• **TO DO**: Find the word "data" in the listing; pull out each line holding it.

• **INFORMATION SUPPLIED**:
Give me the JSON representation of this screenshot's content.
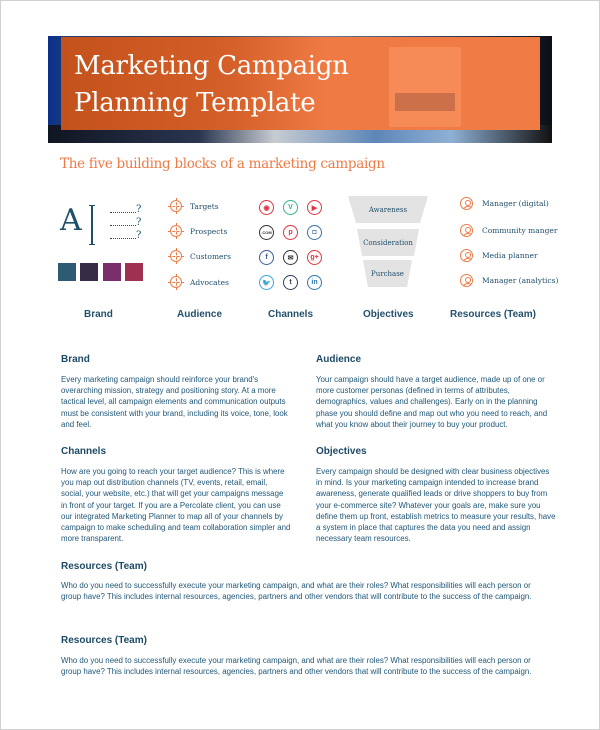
{
  "header": {
    "title_line1": "Marketing Campaign",
    "title_line2": "Planning Template",
    "accent_color": "#ee7a45"
  },
  "subtitle": "The five building blocks of a marketing campaign",
  "brand_graphic": {
    "letter": "A",
    "question_marks": [
      "?",
      "?",
      "?"
    ],
    "swatches": [
      "#2e5a73",
      "#372c45",
      "#7a2f6b",
      "#a0304f"
    ]
  },
  "audience_graphic": {
    "items": [
      {
        "label": "Targets",
        "icon": "target-icon"
      },
      {
        "label": "Prospects",
        "icon": "target-icon"
      },
      {
        "label": "Customers",
        "icon": "target-icon"
      },
      {
        "label": "Advocates",
        "icon": "target-icon"
      }
    ]
  },
  "channels_graphic": {
    "icons": [
      {
        "name": "weibo-icon",
        "glyph": "◉",
        "color": "#e0343f"
      },
      {
        "name": "vine-icon",
        "glyph": "V",
        "color": "#2fb587"
      },
      {
        "name": "youtube-icon",
        "glyph": "▶",
        "color": "#e0343f"
      },
      {
        "name": "dotcom-icon",
        "glyph": ".COM",
        "color": "#333333"
      },
      {
        "name": "pinterest-icon",
        "glyph": "p",
        "color": "#e0343f"
      },
      {
        "name": "instagram-icon",
        "glyph": "◘",
        "color": "#3c6fa0"
      },
      {
        "name": "facebook-icon",
        "glyph": "f",
        "color": "#3b5b9a"
      },
      {
        "name": "email-icon",
        "glyph": "✉",
        "color": "#333333"
      },
      {
        "name": "google-plus-icon",
        "glyph": "g+",
        "color": "#e0343f"
      },
      {
        "name": "twitter-icon",
        "glyph": "🐦",
        "color": "#35a9e0"
      },
      {
        "name": "tumblr-icon",
        "glyph": "t",
        "color": "#2f3f54"
      },
      {
        "name": "linkedin-icon",
        "glyph": "in",
        "color": "#2a77b0"
      }
    ]
  },
  "objectives_graphic": {
    "funnel": [
      "Awareness",
      "Consideration",
      "Purchase"
    ]
  },
  "team_graphic": {
    "items": [
      {
        "label": "Manager (digital)",
        "icon": "person-icon"
      },
      {
        "label": "Community manger",
        "icon": "person-icon"
      },
      {
        "label": "Media planner",
        "icon": "person-icon"
      },
      {
        "label": "Manager (analytics)",
        "icon": "person-icon"
      }
    ]
  },
  "column_labels": [
    "Brand",
    "Audience",
    "Channels",
    "Objectives",
    "Resources (Team)"
  ],
  "sections": {
    "brand": {
      "title": "Brand",
      "body": "Every marketing campaign should reinforce your brand's overarching mission, strategy and positioning story. At a more tactical level, all campaign elements and communication outputs must be consistent with your brand, including its voice, tone, look and feel."
    },
    "audience": {
      "title": "Audience",
      "body": "Your campaign should have a target audience, made up of one or more customer personas (defined in terms of attributes, demographics, values and challenges). Early on in the planning phase you should define and map out who you need to reach, and what you know about their journey to buy your product."
    },
    "channels": {
      "title": "Channels",
      "body": "How are you going to reach your target audience? This is where you map out distribution channels (TV, events, retail, email, social, your website, etc.) that will get your campaigns message in front of your target. If you are a Percolate client, you can use our integrated Marketing Planner to map all of your channels by campaign to make scheduling and team collaboration simpler and more transparent."
    },
    "objectives": {
      "title": "Objectives",
      "body": "Every campaign should be designed with clear business objectives in mind. Is your marketing campaign intended to increase brand awareness, generate qualified leads or drive shoppers to buy from your e-commerce site? Whatever your goals are, make sure you define them up front, establish metrics to measure your results, have a system in place that captures the data you need and assign necessary team resources."
    },
    "resources_1": {
      "title": "Resources (Team)",
      "body": "Who do you need to successfully execute your marketing campaign, and what are their roles? What responsibilities will each person or group have? This includes internal resources, agencies, partners and other vendors that will contribute to the success of the campaign."
    },
    "resources_2": {
      "title": "Resources (Team)",
      "body": "Who do you need to successfully execute your marketing campaign, and what are their roles? What responsibilities will each person or group have? This includes internal resources, agencies, partners and other vendors that will contribute to the success of the campaign."
    }
  }
}
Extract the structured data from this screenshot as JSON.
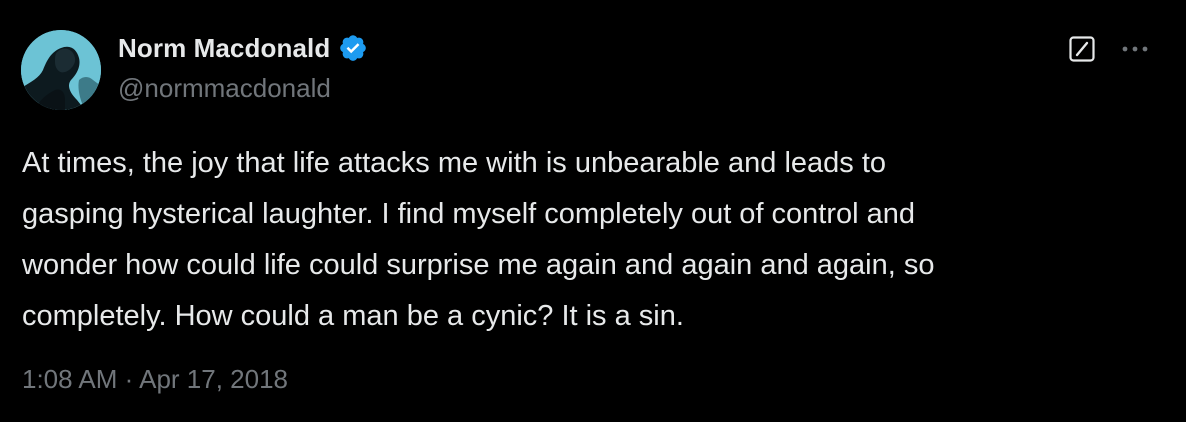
{
  "tweet": {
    "author": {
      "display_name": "Norm Macdonald",
      "handle": "@normmacdonald",
      "verified": true,
      "avatar_icon": "profile-photo"
    },
    "text": "At times, the joy that life attacks me with is unbearable and leads to\ngasping hysterical laughter. I find myself completely out of control and\nwonder how could life could surprise me again and again and again, so\ncompletely. How could a man be a cynic? It is a sin.",
    "time": "1:08 AM",
    "separator": "·",
    "date": "Apr 17, 2018"
  },
  "icons": {
    "verified": "verified-badge-icon",
    "grok": "grok-icon",
    "more": "more-options-icon"
  },
  "colors": {
    "background": "#000000",
    "text_primary": "#e7e9ea",
    "text_secondary": "#71767b",
    "verified_blue": "#1d9bf0"
  }
}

• **RESULT FOR THIS EXERCISE**:
      "body": "Every campaign should be designed with clear business objectives in mind. Is your marketing campaign intended to increase brand awareness, generate qualified leads or drive shoppers to buy from your e-commerce site? Whatever your goals are, make sure you define them up front, establish metrics to measure your results, have a system in place that captures the data you need and assign necessary team resources."
Extract the structured data from this screenshot as JSON.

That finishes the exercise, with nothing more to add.